Instruction:
Rewrite the records below, replacing every occurrence of "svg-text" with "svg-label" and leaving everything else unchanged.

(Region boundary data)
— START —

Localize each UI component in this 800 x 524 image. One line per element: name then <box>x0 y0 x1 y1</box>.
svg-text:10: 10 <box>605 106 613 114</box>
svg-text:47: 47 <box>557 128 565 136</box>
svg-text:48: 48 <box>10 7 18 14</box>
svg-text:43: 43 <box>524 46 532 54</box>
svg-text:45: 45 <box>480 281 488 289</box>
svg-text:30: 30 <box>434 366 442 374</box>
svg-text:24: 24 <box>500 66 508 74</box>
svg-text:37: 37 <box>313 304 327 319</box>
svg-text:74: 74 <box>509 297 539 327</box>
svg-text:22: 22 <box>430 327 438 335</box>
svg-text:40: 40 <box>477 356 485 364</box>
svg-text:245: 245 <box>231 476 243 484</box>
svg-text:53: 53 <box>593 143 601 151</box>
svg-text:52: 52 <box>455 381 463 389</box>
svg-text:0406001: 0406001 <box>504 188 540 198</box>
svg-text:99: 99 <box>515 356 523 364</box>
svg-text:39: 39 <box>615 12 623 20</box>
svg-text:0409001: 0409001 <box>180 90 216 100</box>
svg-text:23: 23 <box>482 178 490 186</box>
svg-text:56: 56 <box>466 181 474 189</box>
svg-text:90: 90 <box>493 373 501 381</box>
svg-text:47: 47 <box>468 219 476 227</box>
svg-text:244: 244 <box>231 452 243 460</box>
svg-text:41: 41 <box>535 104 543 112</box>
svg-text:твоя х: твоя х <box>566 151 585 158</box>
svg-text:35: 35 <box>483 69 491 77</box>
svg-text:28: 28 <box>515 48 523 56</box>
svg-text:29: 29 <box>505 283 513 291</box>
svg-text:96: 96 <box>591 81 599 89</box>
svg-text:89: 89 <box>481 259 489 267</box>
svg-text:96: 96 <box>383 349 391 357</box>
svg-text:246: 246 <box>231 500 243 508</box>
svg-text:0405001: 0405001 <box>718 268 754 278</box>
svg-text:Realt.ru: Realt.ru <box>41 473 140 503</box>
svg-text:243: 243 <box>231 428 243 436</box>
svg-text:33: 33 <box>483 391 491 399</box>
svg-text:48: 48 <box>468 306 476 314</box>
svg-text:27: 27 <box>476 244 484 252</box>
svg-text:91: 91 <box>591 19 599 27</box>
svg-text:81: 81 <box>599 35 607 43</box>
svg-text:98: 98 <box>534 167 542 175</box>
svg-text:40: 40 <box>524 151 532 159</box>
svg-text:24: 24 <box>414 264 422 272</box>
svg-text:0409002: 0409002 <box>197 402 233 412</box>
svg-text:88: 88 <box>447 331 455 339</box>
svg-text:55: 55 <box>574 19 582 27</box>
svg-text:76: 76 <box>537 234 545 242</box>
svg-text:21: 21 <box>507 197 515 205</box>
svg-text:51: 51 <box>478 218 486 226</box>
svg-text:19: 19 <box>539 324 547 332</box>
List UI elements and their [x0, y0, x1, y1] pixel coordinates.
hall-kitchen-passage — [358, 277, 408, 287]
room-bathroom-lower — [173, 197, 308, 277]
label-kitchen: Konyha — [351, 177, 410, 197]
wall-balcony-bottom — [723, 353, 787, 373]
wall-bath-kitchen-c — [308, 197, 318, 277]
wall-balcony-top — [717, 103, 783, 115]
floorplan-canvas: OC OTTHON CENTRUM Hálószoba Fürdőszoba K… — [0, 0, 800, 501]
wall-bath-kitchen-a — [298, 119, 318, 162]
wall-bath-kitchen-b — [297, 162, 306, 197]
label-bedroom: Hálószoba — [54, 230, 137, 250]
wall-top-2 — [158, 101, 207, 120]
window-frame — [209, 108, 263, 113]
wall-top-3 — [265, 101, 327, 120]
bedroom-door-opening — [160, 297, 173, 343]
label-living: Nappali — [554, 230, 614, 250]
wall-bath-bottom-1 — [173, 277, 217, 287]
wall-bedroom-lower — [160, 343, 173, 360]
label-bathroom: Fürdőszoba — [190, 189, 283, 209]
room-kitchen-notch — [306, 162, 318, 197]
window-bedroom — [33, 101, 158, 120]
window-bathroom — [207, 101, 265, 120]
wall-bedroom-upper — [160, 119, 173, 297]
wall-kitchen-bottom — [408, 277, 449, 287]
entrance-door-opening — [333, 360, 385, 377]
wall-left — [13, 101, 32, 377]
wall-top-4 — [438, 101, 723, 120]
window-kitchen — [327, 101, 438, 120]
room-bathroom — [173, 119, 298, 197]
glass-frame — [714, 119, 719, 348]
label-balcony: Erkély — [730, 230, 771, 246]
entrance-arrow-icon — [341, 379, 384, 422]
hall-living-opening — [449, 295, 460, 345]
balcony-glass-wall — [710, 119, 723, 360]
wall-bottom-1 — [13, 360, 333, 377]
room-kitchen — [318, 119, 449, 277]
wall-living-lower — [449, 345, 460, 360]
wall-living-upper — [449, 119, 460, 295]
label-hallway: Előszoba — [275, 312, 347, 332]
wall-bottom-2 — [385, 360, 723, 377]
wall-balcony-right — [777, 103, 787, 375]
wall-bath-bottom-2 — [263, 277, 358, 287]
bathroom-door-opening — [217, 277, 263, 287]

— END —

Result of this task:
Localize each UI component in this 800 x 524 image. One line per element: name then <box>x0 y0 x1 y1</box>.
svg-label:10: 10 <box>605 106 613 114</box>
svg-label:47: 47 <box>557 128 565 136</box>
svg-label:48: 48 <box>10 7 18 14</box>
svg-label:43: 43 <box>524 46 532 54</box>
svg-label:45: 45 <box>480 281 488 289</box>
svg-label:30: 30 <box>434 366 442 374</box>
svg-label:24: 24 <box>500 66 508 74</box>
svg-label:37: 37 <box>313 304 327 319</box>
svg-label:74: 74 <box>509 297 539 327</box>
svg-label:22: 22 <box>430 327 438 335</box>
svg-label:40: 40 <box>477 356 485 364</box>
svg-label:245: 245 <box>231 476 243 484</box>
svg-label:53: 53 <box>593 143 601 151</box>
svg-label:52: 52 <box>455 381 463 389</box>
svg-label:0406001: 0406001 <box>504 188 540 198</box>
svg-label:99: 99 <box>515 356 523 364</box>
svg-label:39: 39 <box>615 12 623 20</box>
svg-label:0409001: 0409001 <box>180 90 216 100</box>
svg-label:23: 23 <box>482 178 490 186</box>
svg-label:56: 56 <box>466 181 474 189</box>
svg-label:90: 90 <box>493 373 501 381</box>
svg-label:47: 47 <box>468 219 476 227</box>
svg-label:244: 244 <box>231 452 243 460</box>
svg-label:41: 41 <box>535 104 543 112</box>
svg-label:твоя х: твоя х <box>566 151 585 158</box>
svg-label:35: 35 <box>483 69 491 77</box>
svg-label:28: 28 <box>515 48 523 56</box>
svg-label:29: 29 <box>505 283 513 291</box>
svg-label:96: 96 <box>591 81 599 89</box>
svg-label:89: 89 <box>481 259 489 267</box>
svg-label:96: 96 <box>383 349 391 357</box>
svg-label:246: 246 <box>231 500 243 508</box>
svg-label:0405001: 0405001 <box>718 268 754 278</box>
svg-label:Realt.ru: Realt.ru <box>41 473 140 503</box>
svg-label:243: 243 <box>231 428 243 436</box>
svg-label:33: 33 <box>483 391 491 399</box>
svg-label:48: 48 <box>468 306 476 314</box>
svg-label:27: 27 <box>476 244 484 252</box>
svg-label:91: 91 <box>591 19 599 27</box>
svg-label:81: 81 <box>599 35 607 43</box>
svg-label:98: 98 <box>534 167 542 175</box>
svg-label:40: 40 <box>524 151 532 159</box>
svg-label:24: 24 <box>414 264 422 272</box>
svg-label:0409002: 0409002 <box>197 402 233 412</box>
svg-label:88: 88 <box>447 331 455 339</box>
svg-label:55: 55 <box>574 19 582 27</box>
svg-label:76: 76 <box>537 234 545 242</box>
svg-label:21: 21 <box>507 197 515 205</box>
svg-label:51: 51 <box>478 218 486 226</box>
svg-label:19: 19 <box>539 324 547 332</box>
List UI elements and their [x0, y0, x1, y1] pixel coordinates.
hall-kitchen-passage — [358, 277, 408, 287]
room-bathroom-lower — [173, 197, 308, 277]
label-kitchen: Konyha — [351, 177, 410, 197]
wall-balcony-bottom — [723, 353, 787, 373]
wall-bath-kitchen-c — [308, 197, 318, 277]
wall-balcony-top — [717, 103, 783, 115]
floorplan-canvas: OC OTTHON CENTRUM Hálószoba Fürdőszoba K… — [0, 0, 800, 501]
wall-bath-kitchen-a — [298, 119, 318, 162]
wall-bath-kitchen-b — [297, 162, 306, 197]
label-bedroom: Hálószoba — [54, 230, 137, 250]
wall-top-2 — [158, 101, 207, 120]
window-frame — [209, 108, 263, 113]
wall-top-3 — [265, 101, 327, 120]
bedroom-door-opening — [160, 297, 173, 343]
label-living: Nappali — [554, 230, 614, 250]
wall-bath-bottom-1 — [173, 277, 217, 287]
wall-bedroom-lower — [160, 343, 173, 360]
label-bathroom: Fürdőszoba — [190, 189, 283, 209]
room-kitchen-notch — [306, 162, 318, 197]
window-bedroom — [33, 101, 158, 120]
window-bathroom — [207, 101, 265, 120]
wall-bedroom-upper — [160, 119, 173, 297]
wall-kitchen-bottom — [408, 277, 449, 287]
entrance-door-opening — [333, 360, 385, 377]
wall-left — [13, 101, 32, 377]
wall-top-4 — [438, 101, 723, 120]
window-kitchen — [327, 101, 438, 120]
room-bathroom — [173, 119, 298, 197]
glass-frame — [714, 119, 719, 348]
label-balcony: Erkély — [730, 230, 771, 246]
entrance-arrow-icon — [341, 379, 384, 422]
hall-living-opening — [449, 295, 460, 345]
balcony-glass-wall — [710, 119, 723, 360]
wall-bottom-1 — [13, 360, 333, 377]
room-kitchen — [318, 119, 449, 277]
wall-living-lower — [449, 345, 460, 360]
wall-living-upper — [449, 119, 460, 295]
label-hallway: Előszoba — [275, 312, 347, 332]
wall-bottom-2 — [385, 360, 723, 377]
wall-balcony-right — [777, 103, 787, 375]
wall-bath-bottom-2 — [263, 277, 358, 287]
bathroom-door-opening — [217, 277, 263, 287]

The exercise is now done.